WORKING DATA

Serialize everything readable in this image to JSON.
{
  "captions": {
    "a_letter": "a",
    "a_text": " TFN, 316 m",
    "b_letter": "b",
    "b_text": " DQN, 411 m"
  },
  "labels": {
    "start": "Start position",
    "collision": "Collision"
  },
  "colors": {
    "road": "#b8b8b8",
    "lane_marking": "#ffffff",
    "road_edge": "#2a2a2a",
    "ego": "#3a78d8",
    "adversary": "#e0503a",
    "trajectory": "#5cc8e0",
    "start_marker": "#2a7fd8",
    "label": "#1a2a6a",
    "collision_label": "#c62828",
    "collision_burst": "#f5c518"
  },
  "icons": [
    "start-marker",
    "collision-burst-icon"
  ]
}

REQUIRED TASK
Reproduce the material above exactly; please quote every line of it.

CORRECT OUTPUT
Serialize everything readable in this image to JSON.
{
  "captions": {
    "a_letter": "a",
    "a_text": " TFN, 316 m",
    "b_letter": "b",
    "b_text": " DQN, 411 m"
  },
  "labels": {
    "start": "Start position",
    "collision": "Collision"
  },
  "colors": {
    "road": "#b8b8b8",
    "lane_marking": "#ffffff",
    "road_edge": "#2a2a2a",
    "ego": "#3a78d8",
    "adversary": "#e0503a",
    "trajectory": "#5cc8e0",
    "start_marker": "#2a7fd8",
    "label": "#1a2a6a",
    "collision_label": "#c62828",
    "collision_burst": "#f5c518"
  },
  "icons": [
    "start-marker",
    "collision-burst-icon"
  ]
}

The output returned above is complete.